Requirements: Quote all entries in full, exactly.
- - - - -
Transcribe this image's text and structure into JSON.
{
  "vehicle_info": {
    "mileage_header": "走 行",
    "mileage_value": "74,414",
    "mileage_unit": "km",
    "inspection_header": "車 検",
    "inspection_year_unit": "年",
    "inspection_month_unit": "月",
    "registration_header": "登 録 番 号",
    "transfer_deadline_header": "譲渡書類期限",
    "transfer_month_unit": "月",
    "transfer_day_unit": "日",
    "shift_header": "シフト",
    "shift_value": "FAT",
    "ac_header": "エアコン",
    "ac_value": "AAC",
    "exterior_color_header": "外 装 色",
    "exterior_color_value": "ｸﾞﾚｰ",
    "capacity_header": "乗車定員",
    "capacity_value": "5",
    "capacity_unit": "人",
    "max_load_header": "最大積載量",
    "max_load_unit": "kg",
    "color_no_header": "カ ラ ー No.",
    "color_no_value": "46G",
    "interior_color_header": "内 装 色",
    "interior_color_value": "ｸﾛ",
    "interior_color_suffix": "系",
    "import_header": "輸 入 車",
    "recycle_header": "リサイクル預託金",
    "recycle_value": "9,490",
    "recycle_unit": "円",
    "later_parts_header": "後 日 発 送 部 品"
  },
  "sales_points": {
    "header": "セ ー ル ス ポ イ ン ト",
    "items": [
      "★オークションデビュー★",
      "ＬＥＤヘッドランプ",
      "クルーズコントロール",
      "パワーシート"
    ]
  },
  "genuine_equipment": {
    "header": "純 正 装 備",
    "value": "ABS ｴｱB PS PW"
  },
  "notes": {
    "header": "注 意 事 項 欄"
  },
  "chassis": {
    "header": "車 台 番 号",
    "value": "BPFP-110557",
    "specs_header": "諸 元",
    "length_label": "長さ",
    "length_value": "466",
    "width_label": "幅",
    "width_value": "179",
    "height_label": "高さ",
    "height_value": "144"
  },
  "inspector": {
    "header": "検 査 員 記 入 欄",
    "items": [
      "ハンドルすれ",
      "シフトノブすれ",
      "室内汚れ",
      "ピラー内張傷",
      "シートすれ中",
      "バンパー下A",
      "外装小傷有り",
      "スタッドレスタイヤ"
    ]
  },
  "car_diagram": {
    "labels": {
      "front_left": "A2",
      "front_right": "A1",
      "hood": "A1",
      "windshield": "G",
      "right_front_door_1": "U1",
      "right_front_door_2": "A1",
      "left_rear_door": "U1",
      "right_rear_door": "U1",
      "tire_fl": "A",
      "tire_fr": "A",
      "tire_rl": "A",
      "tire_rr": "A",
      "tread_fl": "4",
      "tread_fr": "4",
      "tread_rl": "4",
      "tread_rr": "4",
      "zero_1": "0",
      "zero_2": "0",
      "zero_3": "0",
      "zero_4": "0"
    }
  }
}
- - - - -
Exercise response:
Transcribe this image's text and structure into JSON.
{
  "vehicle_info": {
    "mileage_header": "走 行",
    "mileage_value": "74,414",
    "mileage_unit": "km",
    "inspection_header": "車 検",
    "inspection_year_unit": "年",
    "inspection_month_unit": "月",
    "registration_header": "登 録 番 号",
    "transfer_deadline_header": "譲渡書類期限",
    "transfer_month_unit": "月",
    "transfer_day_unit": "日",
    "shift_header": "シフト",
    "shift_value": "FAT",
    "ac_header": "エアコン",
    "ac_value": "AAC",
    "exterior_color_header": "外 装 色",
    "exterior_color_value": "ｸﾞﾚｰ",
    "capacity_header": "乗車定員",
    "capacity_value": "5",
    "capacity_unit": "人",
    "max_load_header": "最大積載量",
    "max_load_unit": "kg",
    "color_no_header": "カ ラ ー No.",
    "color_no_value": "46G",
    "interior_color_header": "内 装 色",
    "interior_color_value": "ｸﾛ",
    "interior_color_suffix": "系",
    "import_header": "輸 入 車",
    "recycle_header": "リサイクル預託金",
    "recycle_value": "9,490",
    "recycle_unit": "円",
    "later_parts_header": "後 日 発 送 部 品"
  },
  "sales_points": {
    "header": "セ ー ル ス ポ イ ン ト",
    "items": [
      "★オークションデビュー★",
      "ＬＥＤヘッドランプ",
      "クルーズコントロール",
      "パワーシート"
    ]
  },
  "genuine_equipment": {
    "header": "純 正 装 備",
    "value": "ABS ｴｱB PS PW"
  },
  "notes": {
    "header": "注 意 事 項 欄"
  },
  "chassis": {
    "header": "車 台 番 号",
    "value": "BPFP-110557",
    "specs_header": "諸 元",
    "length_label": "長さ",
    "length_value": "466",
    "width_label": "幅",
    "width_value": "179",
    "height_label": "高さ",
    "height_value": "144"
  },
  "inspector": {
    "header": "検 査 員 記 入 欄",
    "items": [
      "ハンドルすれ",
      "シフトノブすれ",
      "室内汚れ",
      "ピラー内張傷",
      "シートすれ中",
      "バンパー下A",
      "外装小傷有り",
      "スタッドレスタイヤ"
    ]
  },
  "car_diagram": {
    "labels": {
      "front_left": "A2",
      "front_right": "A1",
      "hood": "A1",
      "windshield": "G",
      "right_front_door_1": "U1",
      "right_front_door_2": "A1",
      "left_rear_door": "U1",
      "right_rear_door": "U1",
      "tire_fl": "A",
      "tire_fr": "A",
      "tire_rl": "A",
      "tire_rr": "A",
      "tread_fl": "4",
      "tread_fr": "4",
      "tread_rl": "4",
      "tread_rr": "4",
      "zero_1": "0",
      "zero_2": "0",
      "zero_3": "0",
      "zero_4": "0"
    }
  }
}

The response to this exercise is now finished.